>> start

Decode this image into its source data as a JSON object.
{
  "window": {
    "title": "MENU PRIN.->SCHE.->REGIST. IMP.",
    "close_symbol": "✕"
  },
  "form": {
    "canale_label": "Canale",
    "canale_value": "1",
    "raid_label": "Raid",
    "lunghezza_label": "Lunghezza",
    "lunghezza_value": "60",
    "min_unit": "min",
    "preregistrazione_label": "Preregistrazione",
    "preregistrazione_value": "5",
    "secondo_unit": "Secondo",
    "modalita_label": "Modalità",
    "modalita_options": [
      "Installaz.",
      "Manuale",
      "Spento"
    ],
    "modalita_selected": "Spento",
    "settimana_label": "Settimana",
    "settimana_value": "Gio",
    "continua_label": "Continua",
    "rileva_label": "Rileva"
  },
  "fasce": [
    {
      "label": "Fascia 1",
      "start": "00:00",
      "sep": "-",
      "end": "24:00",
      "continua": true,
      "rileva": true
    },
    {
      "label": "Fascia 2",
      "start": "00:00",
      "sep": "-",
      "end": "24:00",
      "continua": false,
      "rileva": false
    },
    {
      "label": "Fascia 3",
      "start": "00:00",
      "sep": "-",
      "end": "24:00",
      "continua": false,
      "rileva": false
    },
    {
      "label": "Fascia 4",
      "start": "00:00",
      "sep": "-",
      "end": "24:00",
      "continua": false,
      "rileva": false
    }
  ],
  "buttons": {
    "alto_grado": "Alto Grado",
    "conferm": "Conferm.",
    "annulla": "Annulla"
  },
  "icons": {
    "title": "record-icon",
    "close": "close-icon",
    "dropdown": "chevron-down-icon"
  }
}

>> end

WORK TO BE COMPLETED
Quote the listing in full, please, keeping every line exact.

TASK RESULT
Decode this image into its source data as a JSON object.
{
  "window": {
    "title": "MENU PRIN.->SCHE.->REGIST. IMP.",
    "close_symbol": "✕"
  },
  "form": {
    "canale_label": "Canale",
    "canale_value": "1",
    "raid_label": "Raid",
    "lunghezza_label": "Lunghezza",
    "lunghezza_value": "60",
    "min_unit": "min",
    "preregistrazione_label": "Preregistrazione",
    "preregistrazione_value": "5",
    "secondo_unit": "Secondo",
    "modalita_label": "Modalità",
    "modalita_options": [
      "Installaz.",
      "Manuale",
      "Spento"
    ],
    "modalita_selected": "Spento",
    "settimana_label": "Settimana",
    "settimana_value": "Gio",
    "continua_label": "Continua",
    "rileva_label": "Rileva"
  },
  "fasce": [
    {
      "label": "Fascia 1",
      "start": "00:00",
      "sep": "-",
      "end": "24:00",
      "continua": true,
      "rileva": true
    },
    {
      "label": "Fascia 2",
      "start": "00:00",
      "sep": "-",
      "end": "24:00",
      "continua": false,
      "rileva": false
    },
    {
      "label": "Fascia 3",
      "start": "00:00",
      "sep": "-",
      "end": "24:00",
      "continua": false,
      "rileva": false
    },
    {
      "label": "Fascia 4",
      "start": "00:00",
      "sep": "-",
      "end": "24:00",
      "continua": false,
      "rileva": false
    }
  ],
  "buttons": {
    "alto_grado": "Alto Grado",
    "conferm": "Conferm.",
    "annulla": "Annulla"
  },
  "icons": {
    "title": "record-icon",
    "close": "close-icon",
    "dropdown": "chevron-down-icon"
  }
}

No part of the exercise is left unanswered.